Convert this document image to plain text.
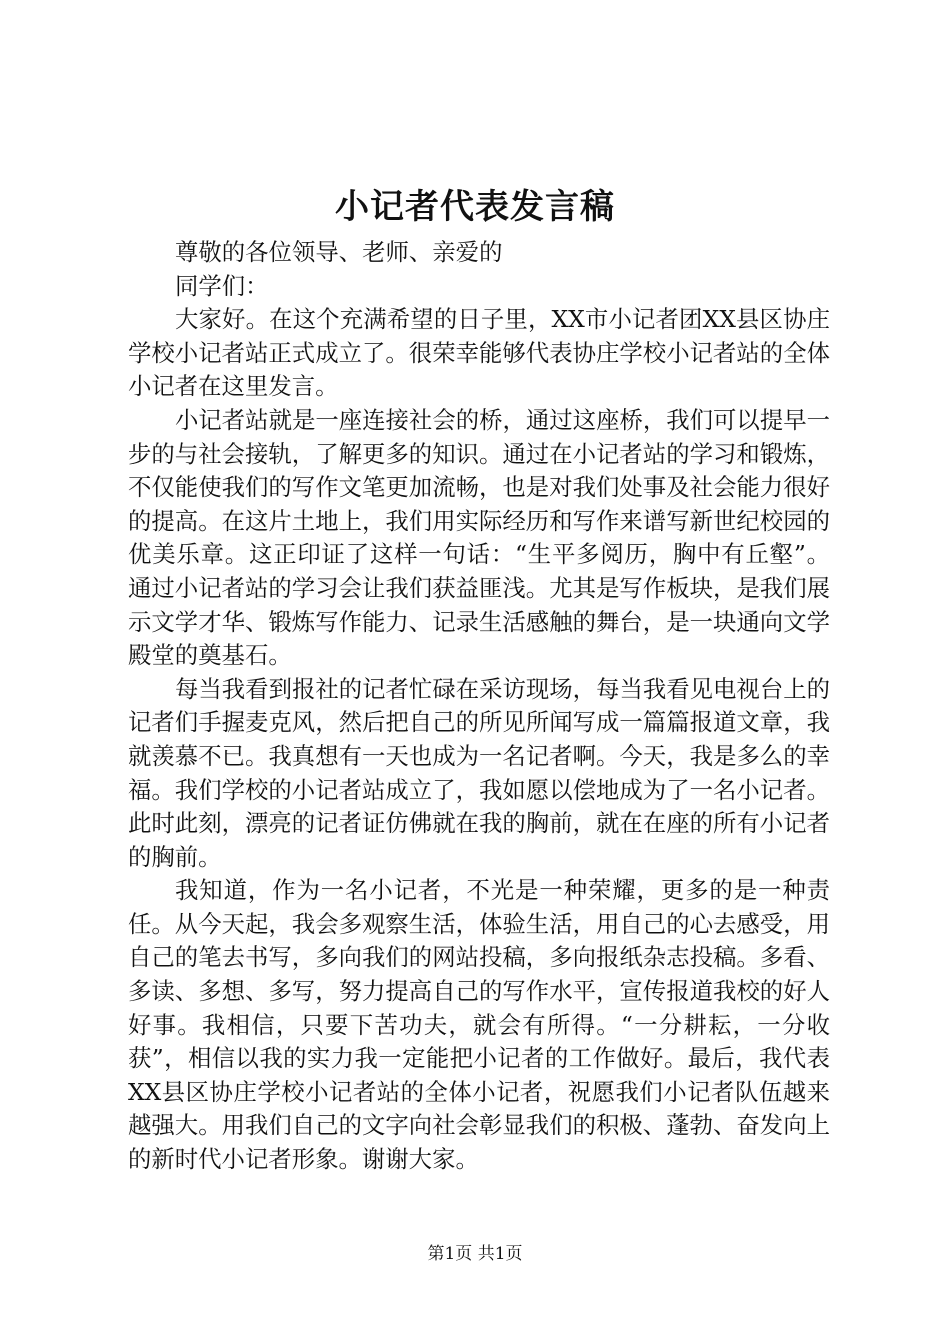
小记者代表发言稿

尊敬的各位领导、老师、亲爱的

同学们：

大家好。在这个充满希望的日子里，XX市小记者团XX县区协庄学校小记者站正式成立了。很荣幸能够代表协庄学校小记者站的全体小记者在这里发言。

小记者站就是一座连接社会的桥，通过这座桥，我们可以提早一步的与社会接轨，了解更多的知识。通过在小记者站的学习和锻炼，不仅能使我们的写作文笔更加流畅，也是对我们处事及社会能力很好的提高。在这片土地上，我们用实际经历和写作来谱写新世纪校园的优美乐章。这正印证了这样一句话：“生平多阅历，胸中有丘壑”。通过小记者站的学习会让我们获益匪浅。尤其是写作板块，是我们展示文学才华、锻炼写作能力、记录生活感触的舞台，是一块通向文学殿堂的奠基石。

每当我看到报社的记者忙碌在采访现场，每当我看见电视台上的记者们手握麦克风，然后把自己的所见所闻写成一篇篇报道文章，我就羡慕不已。我真想有一天也成为一名记者啊。今天，我是多么的幸福。我们学校的小记者站成立了，我如愿以偿地成为了一名小记者。此时此刻，漂亮的记者证仿佛就在我的胸前，就在在座的所有小记者的胸前。

我知道，作为一名小记者，不光是一种荣耀，更多的是一种责任。从今天起，我会多观察生活，体验生活，用自己的心去感受，用自己的笔去书写，多向我们的网站投稿，多向报纸杂志投稿。多看、多读、多想、多写，努力提高自己的写作水平，宣传报道我校的好人好事。我相信，只要下苦功夫，就会有所得。“一分耕耘，一分收获”，相信以我的实力我一定能把小记者的工作做好。最后，我代表XX县区协庄学校小记者站的全体小记者，祝愿我们小记者队伍越来越强大。用我们自己的文字向社会彰显我们的积极、蓬勃、奋发向上的新时代小记者形象。谢谢大家。

第1页 共1页
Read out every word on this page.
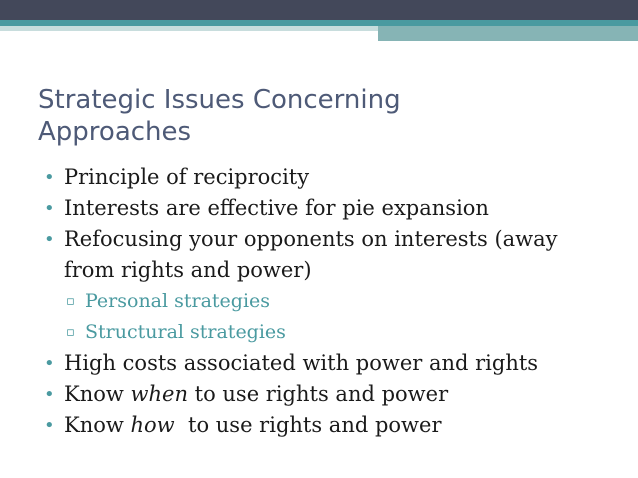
Strategic Issues Concerning
Approaches

• Principle of reciprocity

• Interests are effective for pie expansion

• Refocusing your opponents on interests (away
from rights and power)

▫ Personal strategies

▫ Structural strategies

• High costs associated with power and rights

• Know when to use rights and power

• Know how  to use rights and power
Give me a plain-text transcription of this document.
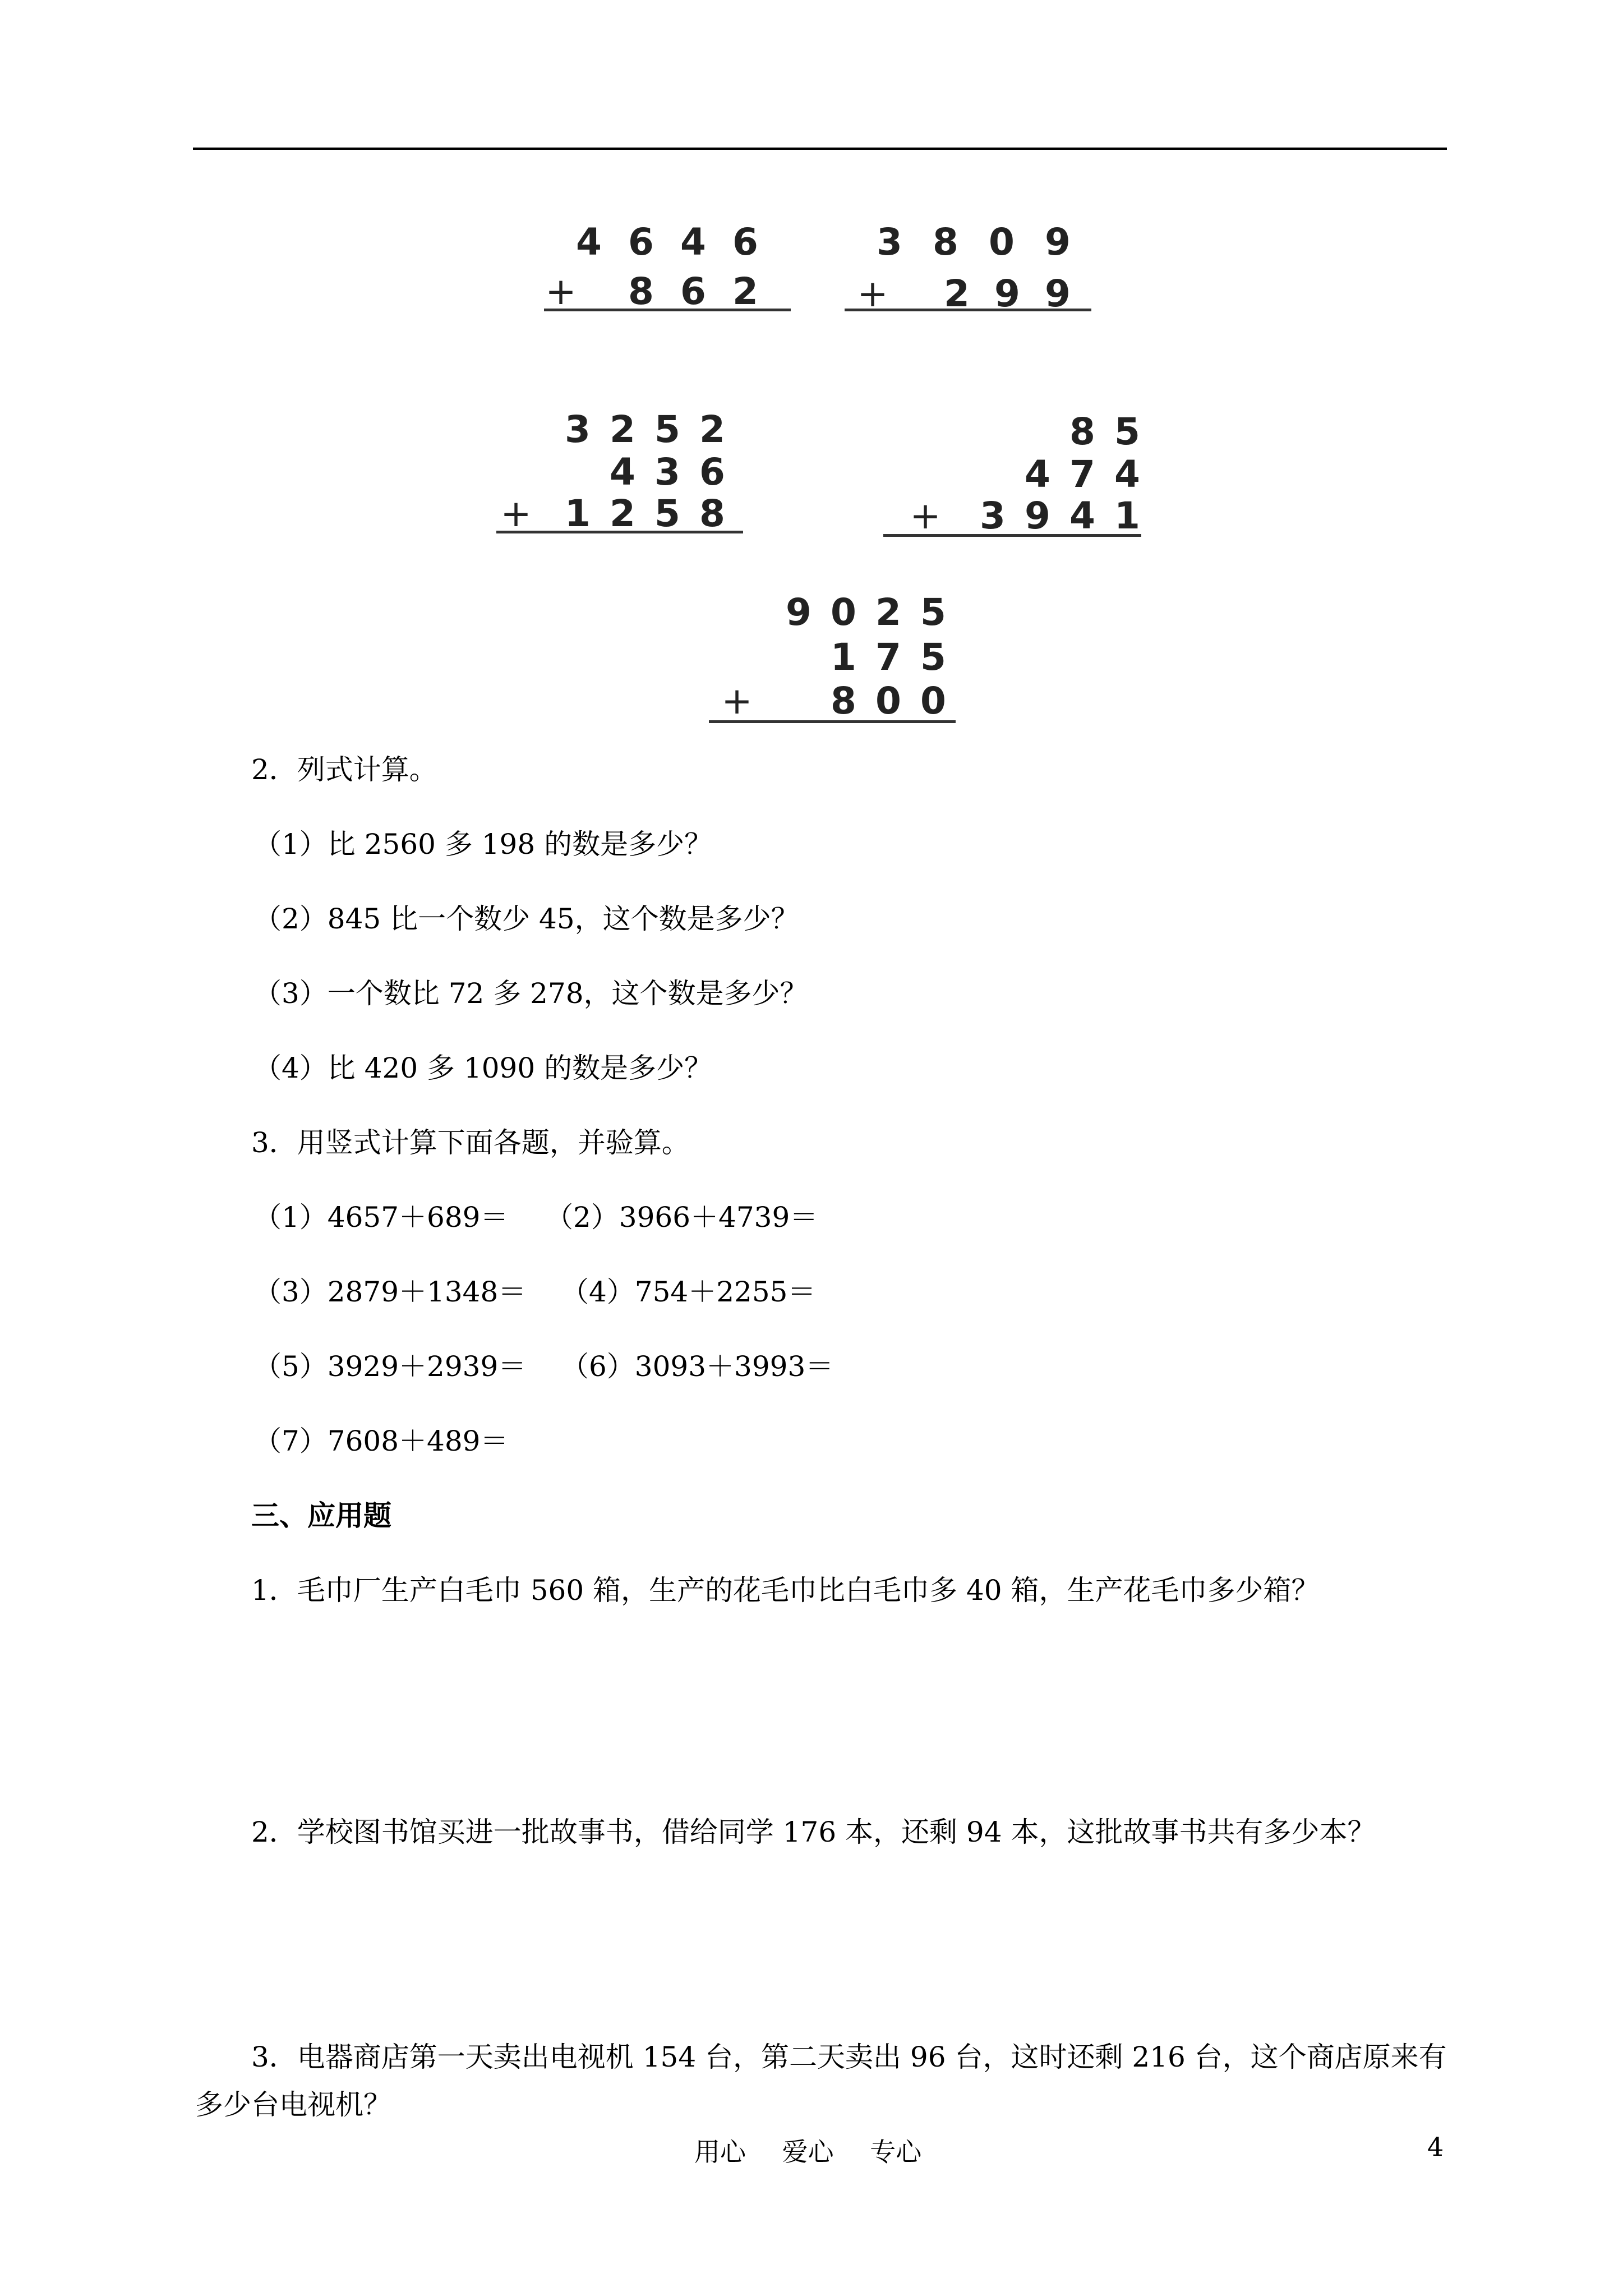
4 6 4 6
+ 8 6 2
3 8 0 9
+ 2 9 9
3 2 5 2
4 3 6
+ 1 2 5 8
8 5
4 7 4
+ 3 9 4 1
9 0 2 5
1 7 5
+ 8 0 0
2．列式计算。
（1）比 2560 多 198 的数是多少？
（2）845 比一个数少 45，这个数是多少？
（3）一个数比 72 多 278，这个数是多少？
（4）比 420 多 1090 的数是多少？
3．用竖式计算下面各题，并验算。
（1）4657＋689＝ （2）3966＋4739＝
（3）2879＋1348＝ （4）754＋2255＝
（5）3929＋2939＝ （6）3093＋3993＝
（7）7608＋489＝
三、应用题
1．毛巾厂生产白毛巾 560 箱，生产的花毛巾比白毛巾多 40 箱，生产花毛巾多少箱？
2．学校图书馆买进一批故事书，借给同学 176 本，还剩 94 本，这批故事书共有多少本？
3．电器商店第一天卖出电视机 154 台，第二天卖出 96 台，这时还剩 216 台，这个商店原来有
多少台电视机？
用心 爱心 专心	4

**WORK INSTRUCTIONS**
Quote the material above exactly, from the line holding "Give me a plain-text" through its last line, including both. Omit the pictures.

**WRITTEN SOLUTION**
Give me a plain-text transcription of this document.
4 6 4 6
+ 8 6 2
3 8 0 9
+ 2 9 9
3 2 5 2
4 3 6
+ 1 2 5 8
8 5
4 7 4
+ 3 9 4 1
9 0 2 5
1 7 5
+ 8 0 0
2．列式计算。
（1）比 2560 多 198 的数是多少？
（2）845 比一个数少 45，这个数是多少？
（3）一个数比 72 多 278，这个数是多少？
（4）比 420 多 1090 的数是多少？
3．用竖式计算下面各题，并验算。
（1）4657＋689＝ （2）3966＋4739＝
（3）2879＋1348＝ （4）754＋2255＝
（5）3929＋2939＝ （6）3093＋3993＝
（7）7608＋489＝
三、应用题
1．毛巾厂生产白毛巾 560 箱，生产的花毛巾比白毛巾多 40 箱，生产花毛巾多少箱？
2．学校图书馆买进一批故事书，借给同学 176 本，还剩 94 本，这批故事书共有多少本？
3．电器商店第一天卖出电视机 154 台，第二天卖出 96 台，这时还剩 216 台，这个商店原来有
多少台电视机？
用心 爱心 专心	4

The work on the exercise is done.